### WRITTEN PROBLEM
From the records below, give the number of lines that contain the string "name", without any other text.

◇ ◇ ◇ ◇ ◇

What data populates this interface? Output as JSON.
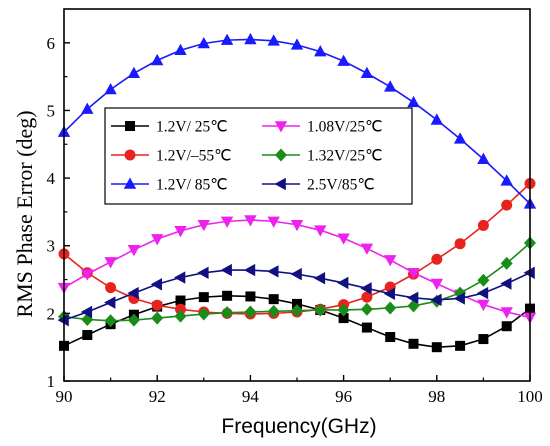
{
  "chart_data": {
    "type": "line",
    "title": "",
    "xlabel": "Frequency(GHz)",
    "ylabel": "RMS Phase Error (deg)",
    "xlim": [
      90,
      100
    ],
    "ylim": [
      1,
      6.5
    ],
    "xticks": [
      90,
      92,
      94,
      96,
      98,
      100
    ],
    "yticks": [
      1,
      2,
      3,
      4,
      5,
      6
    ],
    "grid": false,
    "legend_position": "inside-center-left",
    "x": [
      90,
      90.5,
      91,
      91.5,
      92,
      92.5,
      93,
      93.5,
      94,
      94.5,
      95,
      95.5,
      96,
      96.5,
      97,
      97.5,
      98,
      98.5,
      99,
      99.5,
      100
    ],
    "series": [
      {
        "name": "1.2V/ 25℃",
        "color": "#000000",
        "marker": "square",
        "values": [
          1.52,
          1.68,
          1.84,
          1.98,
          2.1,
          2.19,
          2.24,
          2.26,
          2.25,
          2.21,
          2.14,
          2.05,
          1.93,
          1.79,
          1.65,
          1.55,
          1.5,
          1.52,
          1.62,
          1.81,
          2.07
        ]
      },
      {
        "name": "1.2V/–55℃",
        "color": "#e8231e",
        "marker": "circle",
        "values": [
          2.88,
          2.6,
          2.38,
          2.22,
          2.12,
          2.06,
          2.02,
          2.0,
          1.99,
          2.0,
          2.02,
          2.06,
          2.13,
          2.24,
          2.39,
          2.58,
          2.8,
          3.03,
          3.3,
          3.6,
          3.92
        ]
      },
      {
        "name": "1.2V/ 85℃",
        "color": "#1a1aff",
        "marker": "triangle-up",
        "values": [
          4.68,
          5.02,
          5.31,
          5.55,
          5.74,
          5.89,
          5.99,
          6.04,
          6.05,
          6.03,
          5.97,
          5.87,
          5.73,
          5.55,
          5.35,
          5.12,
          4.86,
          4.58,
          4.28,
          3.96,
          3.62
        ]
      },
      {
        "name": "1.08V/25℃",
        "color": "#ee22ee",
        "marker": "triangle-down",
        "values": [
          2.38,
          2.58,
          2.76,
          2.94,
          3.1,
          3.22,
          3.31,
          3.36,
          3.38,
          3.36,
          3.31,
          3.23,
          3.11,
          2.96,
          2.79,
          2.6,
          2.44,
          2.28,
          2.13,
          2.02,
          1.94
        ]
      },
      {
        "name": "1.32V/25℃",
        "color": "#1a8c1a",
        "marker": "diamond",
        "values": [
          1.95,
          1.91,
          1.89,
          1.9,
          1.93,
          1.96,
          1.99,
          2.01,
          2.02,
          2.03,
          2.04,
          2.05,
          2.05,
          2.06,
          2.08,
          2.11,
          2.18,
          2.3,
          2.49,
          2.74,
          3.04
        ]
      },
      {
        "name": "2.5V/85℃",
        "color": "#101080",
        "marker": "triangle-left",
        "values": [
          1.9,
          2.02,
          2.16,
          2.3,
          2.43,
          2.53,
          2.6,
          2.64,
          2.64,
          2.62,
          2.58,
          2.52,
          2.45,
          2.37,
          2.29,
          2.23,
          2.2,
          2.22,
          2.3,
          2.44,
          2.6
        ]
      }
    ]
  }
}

◇ ◇ ◇ ◇ ◇

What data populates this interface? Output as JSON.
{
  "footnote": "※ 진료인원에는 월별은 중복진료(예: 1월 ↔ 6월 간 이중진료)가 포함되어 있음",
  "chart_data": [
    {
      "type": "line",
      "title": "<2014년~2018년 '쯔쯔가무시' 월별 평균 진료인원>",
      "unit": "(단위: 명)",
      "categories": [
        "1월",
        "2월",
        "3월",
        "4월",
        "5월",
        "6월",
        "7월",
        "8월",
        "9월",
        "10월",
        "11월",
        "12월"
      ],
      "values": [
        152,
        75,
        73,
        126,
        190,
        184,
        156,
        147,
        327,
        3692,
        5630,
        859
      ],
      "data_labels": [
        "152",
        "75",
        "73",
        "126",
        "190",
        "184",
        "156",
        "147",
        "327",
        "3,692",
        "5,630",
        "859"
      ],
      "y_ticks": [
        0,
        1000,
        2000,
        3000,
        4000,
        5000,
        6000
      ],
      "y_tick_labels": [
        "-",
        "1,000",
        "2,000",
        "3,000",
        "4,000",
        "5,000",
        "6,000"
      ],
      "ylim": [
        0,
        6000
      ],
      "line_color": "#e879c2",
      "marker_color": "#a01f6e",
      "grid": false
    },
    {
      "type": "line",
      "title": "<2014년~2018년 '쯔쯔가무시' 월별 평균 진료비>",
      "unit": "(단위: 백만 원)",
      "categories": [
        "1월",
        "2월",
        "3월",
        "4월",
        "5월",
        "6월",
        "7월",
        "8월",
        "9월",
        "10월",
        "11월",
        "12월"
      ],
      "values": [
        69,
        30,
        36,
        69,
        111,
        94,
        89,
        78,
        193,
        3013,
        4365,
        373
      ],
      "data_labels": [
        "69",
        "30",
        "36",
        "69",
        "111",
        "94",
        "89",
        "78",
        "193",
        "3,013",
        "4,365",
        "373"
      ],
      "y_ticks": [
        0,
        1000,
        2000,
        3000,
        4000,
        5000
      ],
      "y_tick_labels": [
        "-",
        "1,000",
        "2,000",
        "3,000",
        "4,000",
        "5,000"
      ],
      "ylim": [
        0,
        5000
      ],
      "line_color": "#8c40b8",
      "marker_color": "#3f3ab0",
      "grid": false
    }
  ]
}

◇ ◇ ◇ ◇ ◇

### EXERCISE OUTPUT
6